** Begin Listed entries **

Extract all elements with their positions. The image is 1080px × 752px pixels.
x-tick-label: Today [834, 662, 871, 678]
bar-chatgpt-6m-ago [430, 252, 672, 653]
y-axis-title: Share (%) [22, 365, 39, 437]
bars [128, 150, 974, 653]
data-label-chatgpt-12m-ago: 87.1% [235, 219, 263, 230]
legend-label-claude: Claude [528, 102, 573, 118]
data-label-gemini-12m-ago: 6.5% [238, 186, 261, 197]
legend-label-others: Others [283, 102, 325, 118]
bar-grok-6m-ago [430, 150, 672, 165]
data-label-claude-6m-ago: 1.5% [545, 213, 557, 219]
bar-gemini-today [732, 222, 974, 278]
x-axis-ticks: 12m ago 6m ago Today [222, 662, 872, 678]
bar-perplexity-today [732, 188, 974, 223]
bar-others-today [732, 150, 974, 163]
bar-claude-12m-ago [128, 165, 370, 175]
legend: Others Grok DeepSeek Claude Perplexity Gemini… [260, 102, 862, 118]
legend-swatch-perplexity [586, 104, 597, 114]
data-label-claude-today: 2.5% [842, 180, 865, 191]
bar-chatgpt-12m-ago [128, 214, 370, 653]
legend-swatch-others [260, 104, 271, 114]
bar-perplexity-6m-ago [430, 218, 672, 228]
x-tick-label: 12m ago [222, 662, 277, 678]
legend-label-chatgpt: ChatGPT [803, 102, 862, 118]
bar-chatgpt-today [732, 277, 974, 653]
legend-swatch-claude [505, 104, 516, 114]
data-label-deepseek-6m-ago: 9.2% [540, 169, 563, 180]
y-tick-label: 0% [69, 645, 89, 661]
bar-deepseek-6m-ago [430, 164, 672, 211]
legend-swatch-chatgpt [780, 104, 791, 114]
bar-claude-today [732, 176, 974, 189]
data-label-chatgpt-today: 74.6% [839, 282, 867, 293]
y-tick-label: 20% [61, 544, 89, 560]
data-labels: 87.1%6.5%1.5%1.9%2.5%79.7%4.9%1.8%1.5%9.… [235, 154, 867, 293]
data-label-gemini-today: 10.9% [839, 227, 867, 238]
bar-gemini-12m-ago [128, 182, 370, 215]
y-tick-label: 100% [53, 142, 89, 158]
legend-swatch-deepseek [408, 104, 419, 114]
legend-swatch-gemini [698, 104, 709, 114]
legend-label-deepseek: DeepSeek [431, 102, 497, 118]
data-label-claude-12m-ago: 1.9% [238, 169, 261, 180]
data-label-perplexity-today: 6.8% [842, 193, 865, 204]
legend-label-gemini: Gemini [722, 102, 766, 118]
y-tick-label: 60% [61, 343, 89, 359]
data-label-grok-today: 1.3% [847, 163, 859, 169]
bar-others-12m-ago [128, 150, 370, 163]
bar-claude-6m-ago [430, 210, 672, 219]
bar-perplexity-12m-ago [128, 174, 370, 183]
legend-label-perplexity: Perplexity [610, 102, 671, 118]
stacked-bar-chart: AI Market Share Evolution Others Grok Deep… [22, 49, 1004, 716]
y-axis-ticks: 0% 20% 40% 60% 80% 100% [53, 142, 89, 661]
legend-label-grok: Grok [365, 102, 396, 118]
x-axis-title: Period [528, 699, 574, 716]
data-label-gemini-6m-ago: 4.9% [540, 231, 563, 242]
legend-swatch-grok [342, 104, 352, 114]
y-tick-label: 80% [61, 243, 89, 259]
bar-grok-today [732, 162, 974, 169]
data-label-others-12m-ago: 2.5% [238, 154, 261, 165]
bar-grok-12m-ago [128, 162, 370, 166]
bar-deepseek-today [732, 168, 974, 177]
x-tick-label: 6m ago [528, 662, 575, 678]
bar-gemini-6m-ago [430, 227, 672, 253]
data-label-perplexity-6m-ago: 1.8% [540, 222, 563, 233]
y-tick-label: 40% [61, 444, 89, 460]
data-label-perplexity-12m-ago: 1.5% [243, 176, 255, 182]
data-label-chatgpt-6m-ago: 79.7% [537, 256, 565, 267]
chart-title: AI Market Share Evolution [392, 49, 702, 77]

** End Listed entries **

Work instructions:
Reproduce the material above line for line, with no changes to any character.

The result:
Extract all elements with their positions. The image is 1080px × 752px pixels.
x-tick-label: Today [834, 662, 871, 678]
bar-chatgpt-6m-ago [430, 252, 672, 653]
y-axis-title: Share (%) [22, 365, 39, 437]
bars [128, 150, 974, 653]
data-label-chatgpt-12m-ago: 87.1% [235, 219, 263, 230]
legend-label-claude: Claude [528, 102, 573, 118]
data-label-gemini-12m-ago: 6.5% [238, 186, 261, 197]
legend-label-others: Others [283, 102, 325, 118]
bar-grok-6m-ago [430, 150, 672, 165]
data-label-claude-6m-ago: 1.5% [545, 213, 557, 219]
bar-gemini-today [732, 222, 974, 278]
x-axis-ticks: 12m ago 6m ago Today [222, 662, 872, 678]
bar-perplexity-today [732, 188, 974, 223]
bar-others-today [732, 150, 974, 163]
bar-claude-12m-ago [128, 165, 370, 175]
legend: Others Grok DeepSeek Claude Perplexity Gemini… [260, 102, 862, 118]
legend-swatch-perplexity [586, 104, 597, 114]
data-label-claude-today: 2.5% [842, 180, 865, 191]
bar-chatgpt-12m-ago [128, 214, 370, 653]
legend-swatch-others [260, 104, 271, 114]
bar-perplexity-6m-ago [430, 218, 672, 228]
x-tick-label: 12m ago [222, 662, 277, 678]
legend-label-chatgpt: ChatGPT [803, 102, 862, 118]
bar-chatgpt-today [732, 277, 974, 653]
legend-swatch-claude [505, 104, 516, 114]
data-label-deepseek-6m-ago: 9.2% [540, 169, 563, 180]
y-tick-label: 0% [69, 645, 89, 661]
bar-deepseek-6m-ago [430, 164, 672, 211]
legend-swatch-chatgpt [780, 104, 791, 114]
bar-claude-today [732, 176, 974, 189]
data-label-chatgpt-today: 74.6% [839, 282, 867, 293]
y-tick-label: 20% [61, 544, 89, 560]
data-labels: 87.1%6.5%1.5%1.9%2.5%79.7%4.9%1.8%1.5%9.… [235, 154, 867, 293]
data-label-gemini-today: 10.9% [839, 227, 867, 238]
bar-gemini-12m-ago [128, 182, 370, 215]
y-tick-label: 100% [53, 142, 89, 158]
legend-swatch-deepseek [408, 104, 419, 114]
legend-swatch-gemini [698, 104, 709, 114]
legend-label-deepseek: DeepSeek [431, 102, 497, 118]
data-label-claude-12m-ago: 1.9% [238, 169, 261, 180]
data-label-perplexity-today: 6.8% [842, 193, 865, 204]
legend-label-gemini: Gemini [722, 102, 766, 118]
y-tick-label: 60% [61, 343, 89, 359]
data-label-grok-today: 1.3% [847, 163, 859, 169]
bar-others-12m-ago [128, 150, 370, 163]
bar-claude-6m-ago [430, 210, 672, 219]
bar-perplexity-12m-ago [128, 174, 370, 183]
legend-label-perplexity: Perplexity [610, 102, 671, 118]
stacked-bar-chart: AI Market Share Evolution Others Grok Deep… [22, 49, 1004, 716]
y-axis-ticks: 0% 20% 40% 60% 80% 100% [53, 142, 89, 661]
legend-label-grok: Grok [365, 102, 396, 118]
x-axis-title: Period [528, 699, 574, 716]
data-label-gemini-6m-ago: 4.9% [540, 231, 563, 242]
legend-swatch-grok [342, 104, 352, 114]
y-tick-label: 80% [61, 243, 89, 259]
bar-grok-today [732, 162, 974, 169]
data-label-others-12m-ago: 2.5% [238, 154, 261, 165]
bar-grok-12m-ago [128, 162, 370, 166]
bar-deepseek-today [732, 168, 974, 177]
x-tick-label: 6m ago [528, 662, 575, 678]
bar-gemini-6m-ago [430, 227, 672, 253]
data-label-perplexity-6m-ago: 1.8% [540, 222, 563, 233]
y-tick-label: 40% [61, 444, 89, 460]
data-label-perplexity-12m-ago: 1.5% [243, 176, 255, 182]
data-label-chatgpt-6m-ago: 79.7% [537, 256, 565, 267]
chart-title: AI Market Share Evolution [392, 49, 702, 77]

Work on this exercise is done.